___ Supplied data
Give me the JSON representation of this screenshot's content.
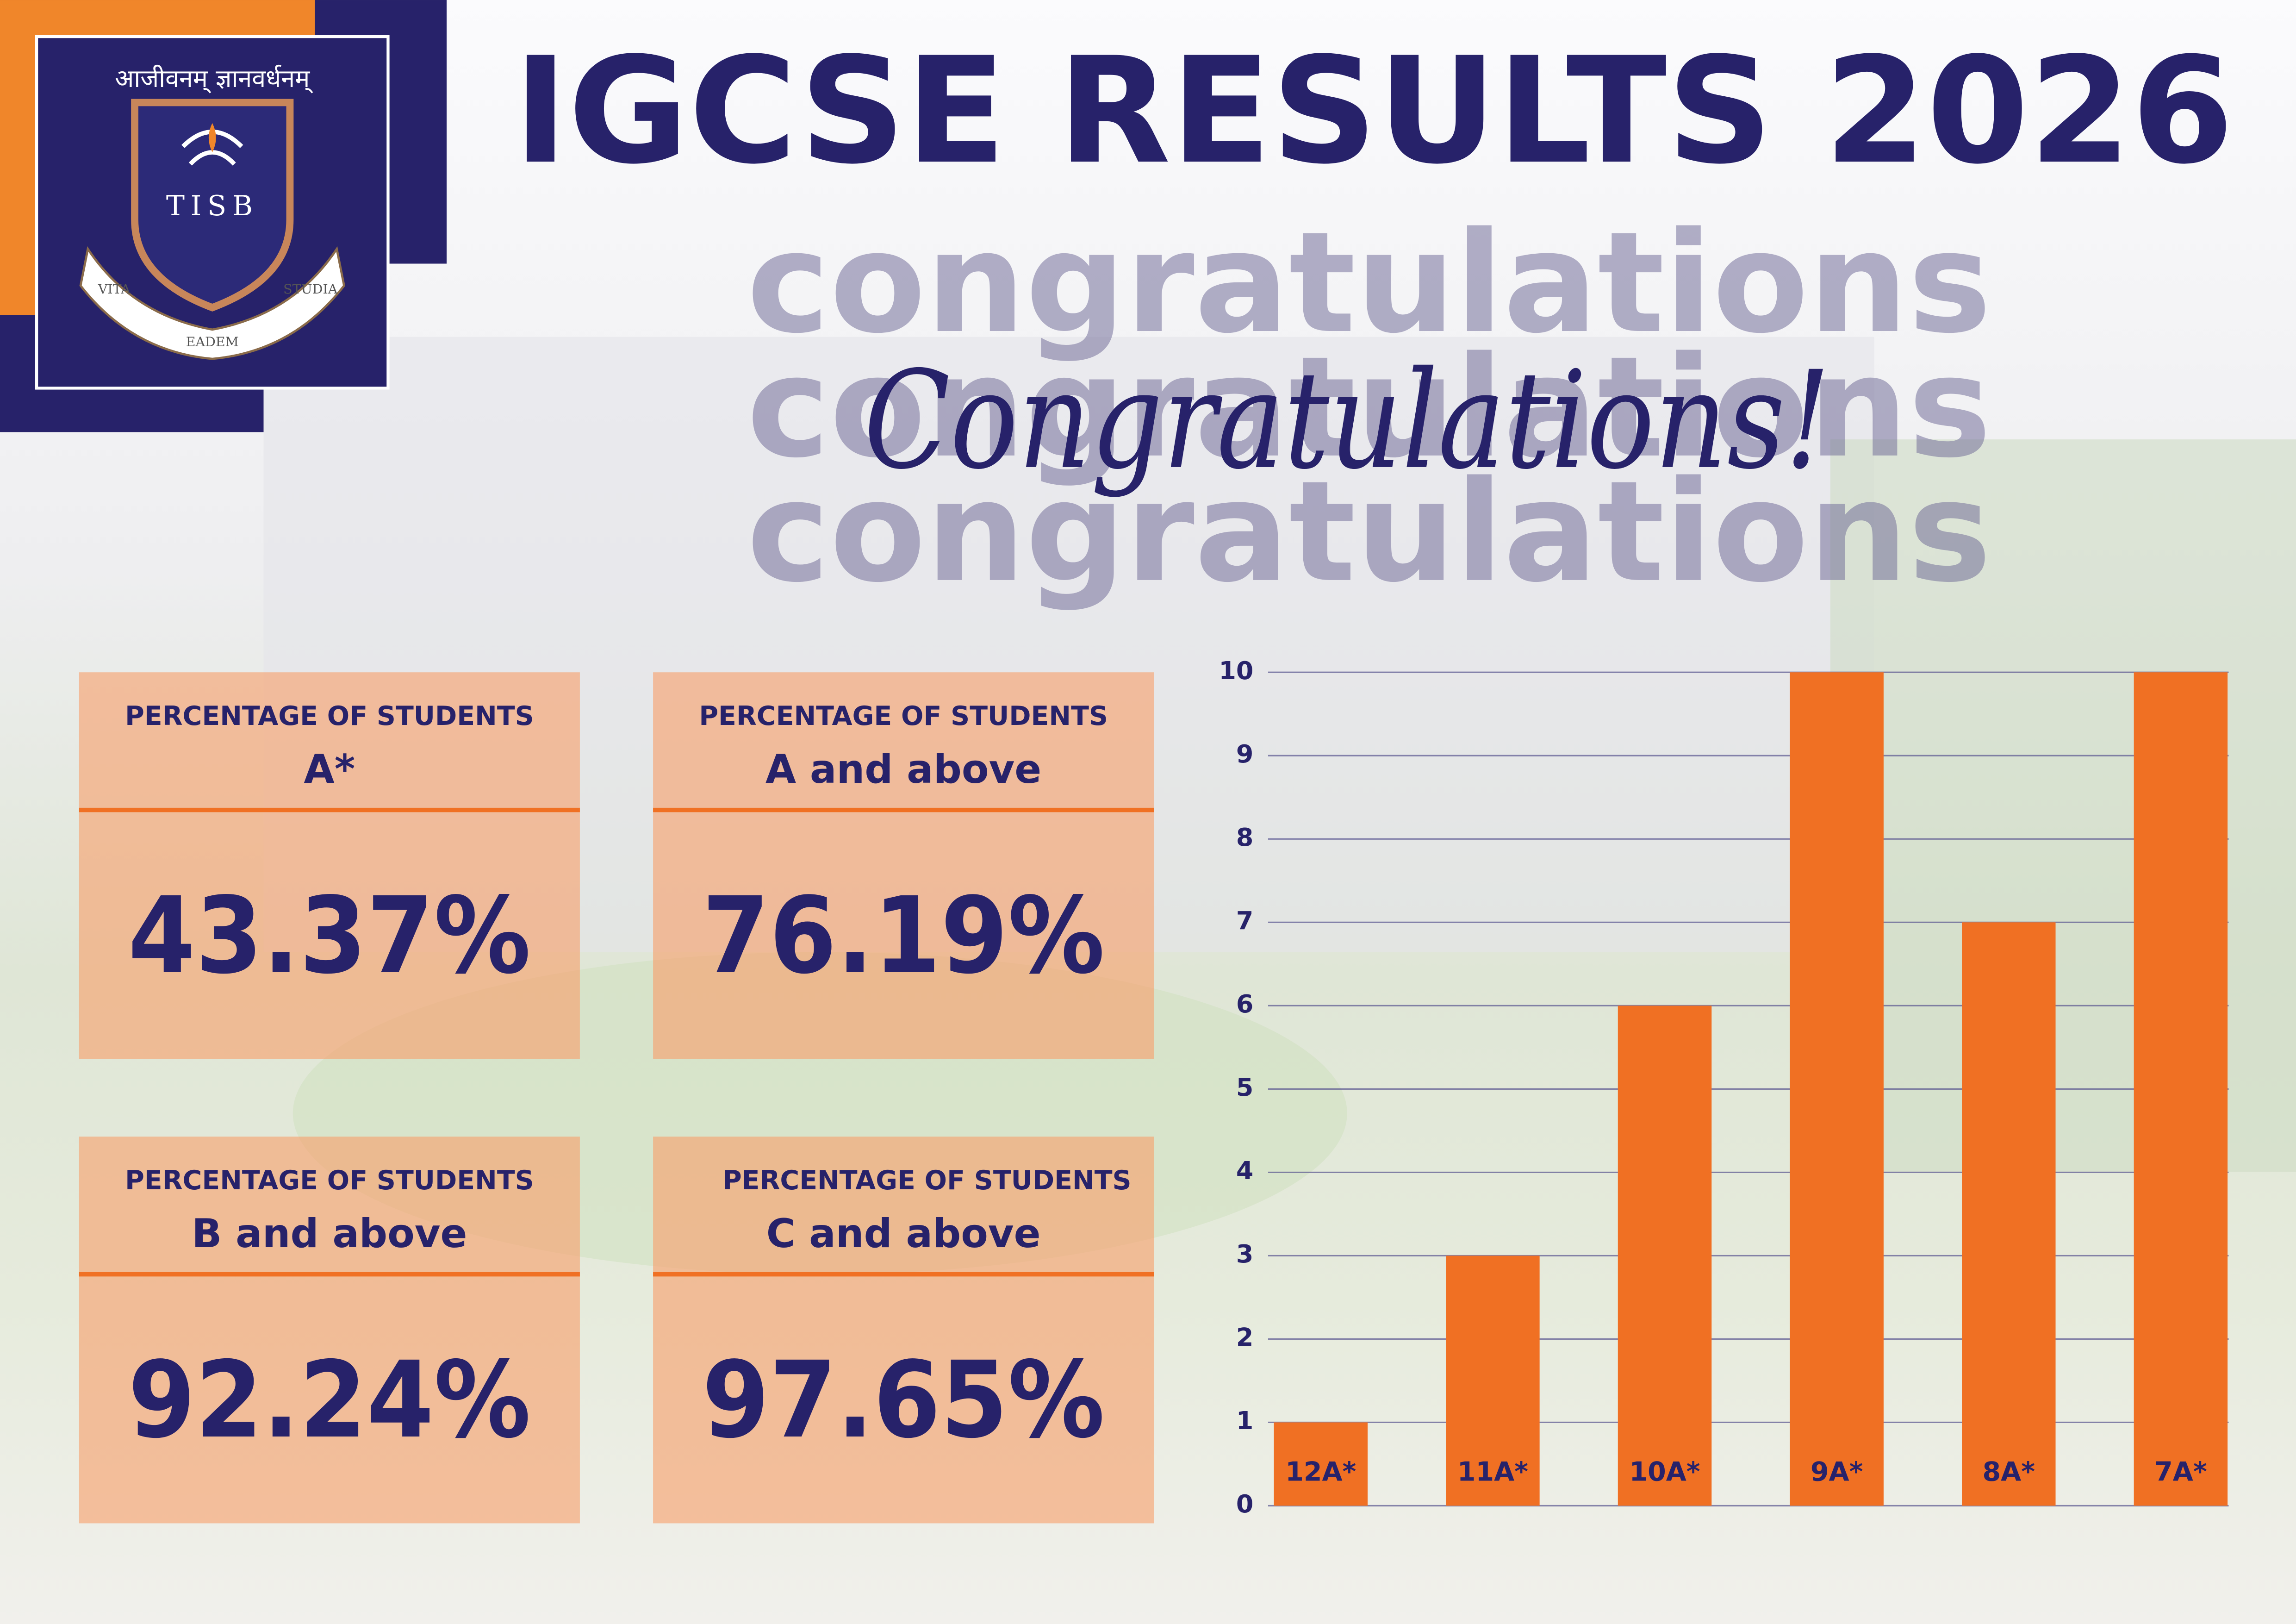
{
  "header": {
    "logo_motto": "आजीवनम् ज्ञानवर्धनम्",
    "logo_initials": "TISB",
    "logo_scroll": [
      "VITA",
      "EADEM",
      "STUDIA"
    ],
    "title": "IGCSE RESULTS 2026",
    "watermark": "congratulations",
    "greeting": "Congratulations!"
  },
  "stats": [
    {
      "label": "PERCENTAGE OF STUDENTS",
      "grade": "A*",
      "value": "43.37%"
    },
    {
      "label": "PERCENTAGE OF STUDENTS",
      "grade": "A and above",
      "value": "76.19%"
    },
    {
      "label": "PERCENTAGE OF STUDENTS",
      "grade": "B and above",
      "value": "92.24%"
    },
    {
      "label": "PERCENTAGE OF STUDENTS",
      "grade": "C and above",
      "value": "97.65%"
    }
  ],
  "chart_data": {
    "type": "bar",
    "categories": [
      "12A*",
      "11A*",
      "10A*",
      "9A*",
      "8A*",
      "7A*"
    ],
    "values": [
      1,
      3,
      6,
      10,
      7,
      10
    ],
    "color": "#f07023",
    "ylim": [
      0,
      10
    ],
    "yticks": [
      0,
      1,
      2,
      3,
      4,
      5,
      6,
      7,
      8,
      9,
      10
    ],
    "grid": true
  }
}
______
Aim: Transcribe the records above exactly, leaving out every picture.

Output of the exercise:
Give me the JSON representation of this screenshot's content.
{
  "header": {
    "logo_motto": "आजीवनम् ज्ञानवर्धनम्",
    "logo_initials": "TISB",
    "logo_scroll": [
      "VITA",
      "EADEM",
      "STUDIA"
    ],
    "title": "IGCSE RESULTS 2026",
    "watermark": "congratulations",
    "greeting": "Congratulations!"
  },
  "stats": [
    {
      "label": "PERCENTAGE OF STUDENTS",
      "grade": "A*",
      "value": "43.37%"
    },
    {
      "label": "PERCENTAGE OF STUDENTS",
      "grade": "A and above",
      "value": "76.19%"
    },
    {
      "label": "PERCENTAGE OF STUDENTS",
      "grade": "B and above",
      "value": "92.24%"
    },
    {
      "label": "PERCENTAGE OF STUDENTS",
      "grade": "C and above",
      "value": "97.65%"
    }
  ],
  "chart_data": {
    "type": "bar",
    "categories": [
      "12A*",
      "11A*",
      "10A*",
      "9A*",
      "8A*",
      "7A*"
    ],
    "values": [
      1,
      3,
      6,
      10,
      7,
      10
    ],
    "color": "#f07023",
    "ylim": [
      0,
      10
    ],
    "yticks": [
      0,
      1,
      2,
      3,
      4,
      5,
      6,
      7,
      8,
      9,
      10
    ],
    "grid": true
  }
}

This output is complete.